REQUIRED WORK:
Return each line of the listing below, unchanged, and omit the images.

— begin RECORDS SUPPLIED —

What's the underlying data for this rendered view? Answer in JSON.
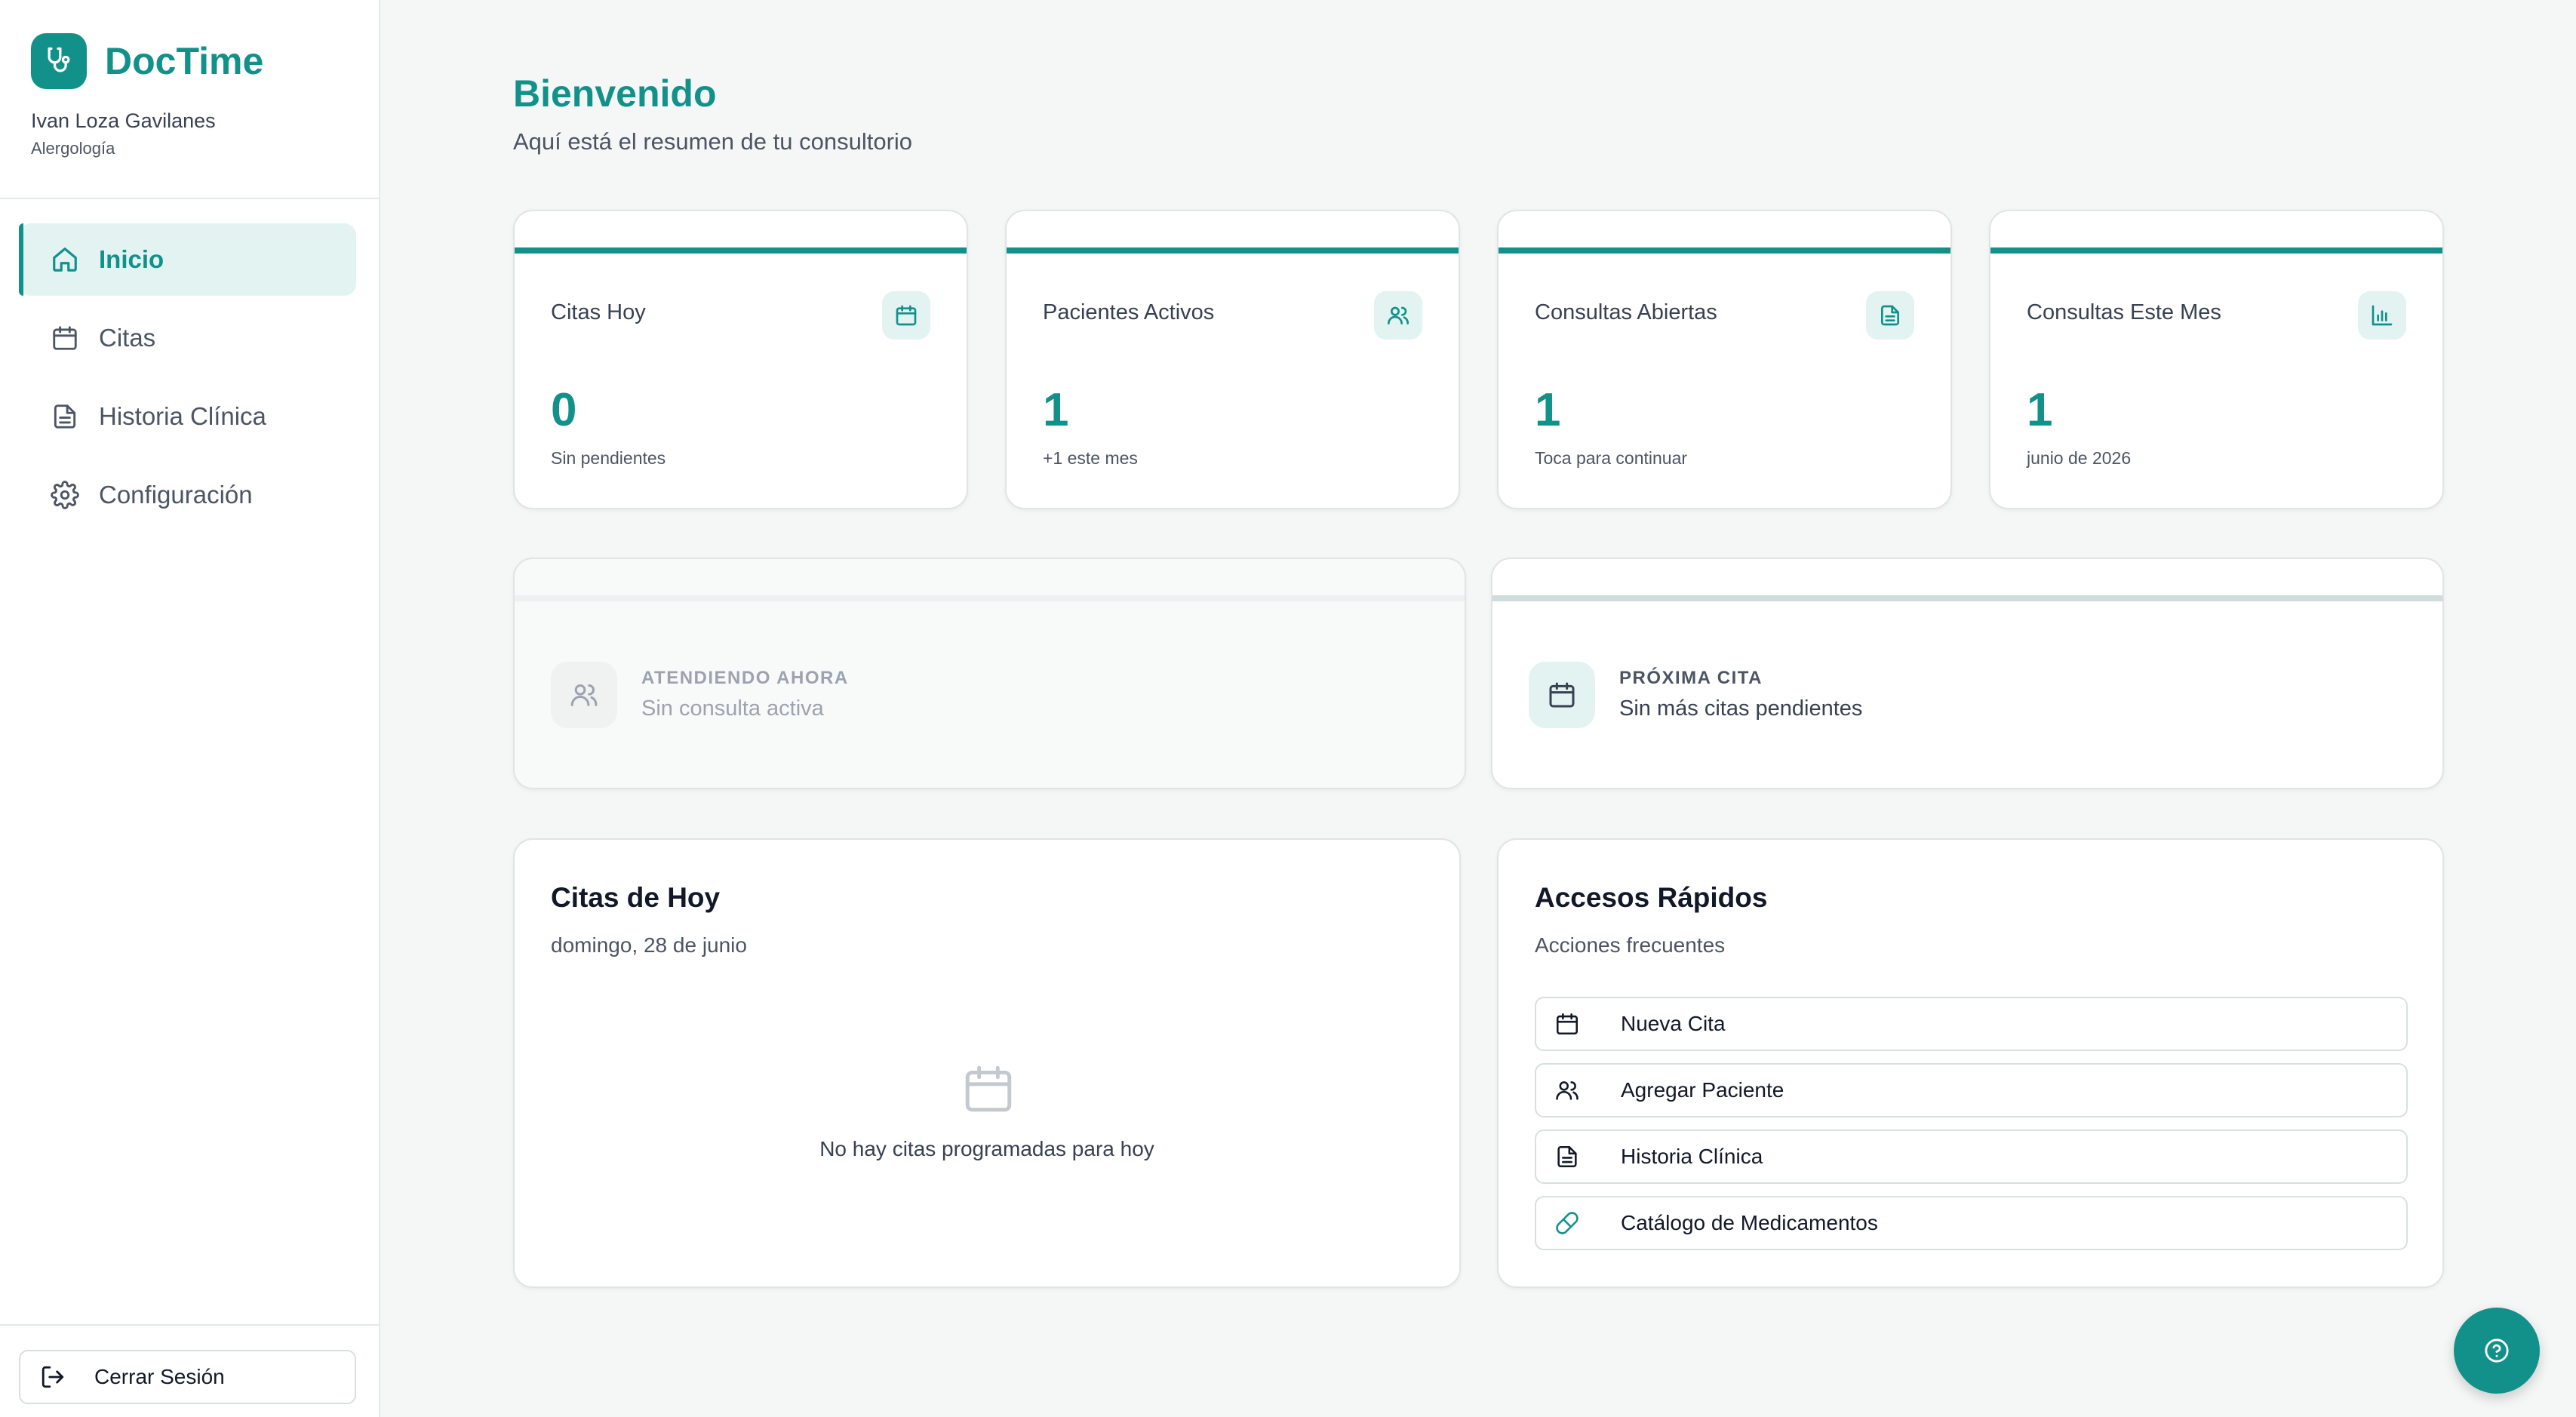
{
  "sidebar": {
    "brand": "DocTime",
    "user_name": "Ivan Loza Gavilanes",
    "user_specialty": "Alergología",
    "nav": [
      {
        "label": "Inicio",
        "icon": "home-icon",
        "active": true
      },
      {
        "label": "Citas",
        "icon": "calendar-icon",
        "active": false
      },
      {
        "label": "Historia Clínica",
        "icon": "document-icon",
        "active": false
      },
      {
        "label": "Configuración",
        "icon": "gear-icon",
        "active": false
      }
    ],
    "logout_label": "Cerrar Sesión"
  },
  "header": {
    "title": "Bienvenido",
    "subtitle": "Aquí está el resumen de tu consultorio"
  },
  "stats": [
    {
      "label": "Citas Hoy",
      "value": "0",
      "sub": "Sin pendientes",
      "icon": "calendar-icon"
    },
    {
      "label": "Pacientes Activos",
      "value": "1",
      "sub": "+1 este mes",
      "icon": "users-icon"
    },
    {
      "label": "Consultas Abiertas",
      "value": "1",
      "sub": "Toca para continuar",
      "icon": "document-icon"
    },
    {
      "label": "Consultas Este Mes",
      "value": "1",
      "sub": "junio de 2026",
      "icon": "bar-chart-icon"
    }
  ],
  "status": {
    "current": {
      "title": "ATENDIENDO AHORA",
      "sub": "Sin consulta activa",
      "icon": "users-icon"
    },
    "next": {
      "title": "PRÓXIMA CITA",
      "sub": "Sin más citas pendientes",
      "icon": "calendar-icon"
    }
  },
  "today": {
    "title": "Citas de Hoy",
    "date": "domingo, 28 de junio",
    "empty_text": "No hay citas programadas para hoy"
  },
  "quick_access": {
    "title": "Accesos Rápidos",
    "subtitle": "Acciones frecuentes",
    "items": [
      {
        "label": "Nueva Cita",
        "icon": "calendar-icon"
      },
      {
        "label": "Agregar Paciente",
        "icon": "users-icon"
      },
      {
        "label": "Historia Clínica",
        "icon": "document-icon"
      },
      {
        "label": "Catálogo de Medicamentos",
        "icon": "pill-icon"
      }
    ]
  },
  "colors": {
    "brand": "#12918a",
    "brand_light": "#e3f3f2",
    "background": "#f5f7f7"
  }
}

— end RECORDS SUPPLIED —

EXERCISE RESULT:
What's the underlying data for this rendered view? Answer in JSON.
{
  "sidebar": {
    "brand": "DocTime",
    "user_name": "Ivan Loza Gavilanes",
    "user_specialty": "Alergología",
    "nav": [
      {
        "label": "Inicio",
        "icon": "home-icon",
        "active": true
      },
      {
        "label": "Citas",
        "icon": "calendar-icon",
        "active": false
      },
      {
        "label": "Historia Clínica",
        "icon": "document-icon",
        "active": false
      },
      {
        "label": "Configuración",
        "icon": "gear-icon",
        "active": false
      }
    ],
    "logout_label": "Cerrar Sesión"
  },
  "header": {
    "title": "Bienvenido",
    "subtitle": "Aquí está el resumen de tu consultorio"
  },
  "stats": [
    {
      "label": "Citas Hoy",
      "value": "0",
      "sub": "Sin pendientes",
      "icon": "calendar-icon"
    },
    {
      "label": "Pacientes Activos",
      "value": "1",
      "sub": "+1 este mes",
      "icon": "users-icon"
    },
    {
      "label": "Consultas Abiertas",
      "value": "1",
      "sub": "Toca para continuar",
      "icon": "document-icon"
    },
    {
      "label": "Consultas Este Mes",
      "value": "1",
      "sub": "junio de 2026",
      "icon": "bar-chart-icon"
    }
  ],
  "status": {
    "current": {
      "title": "ATENDIENDO AHORA",
      "sub": "Sin consulta activa",
      "icon": "users-icon"
    },
    "next": {
      "title": "PRÓXIMA CITA",
      "sub": "Sin más citas pendientes",
      "icon": "calendar-icon"
    }
  },
  "today": {
    "title": "Citas de Hoy",
    "date": "domingo, 28 de junio",
    "empty_text": "No hay citas programadas para hoy"
  },
  "quick_access": {
    "title": "Accesos Rápidos",
    "subtitle": "Acciones frecuentes",
    "items": [
      {
        "label": "Nueva Cita",
        "icon": "calendar-icon"
      },
      {
        "label": "Agregar Paciente",
        "icon": "users-icon"
      },
      {
        "label": "Historia Clínica",
        "icon": "document-icon"
      },
      {
        "label": "Catálogo de Medicamentos",
        "icon": "pill-icon"
      }
    ]
  },
  "colors": {
    "brand": "#12918a",
    "brand_light": "#e3f3f2",
    "background": "#f5f7f7"
  }
}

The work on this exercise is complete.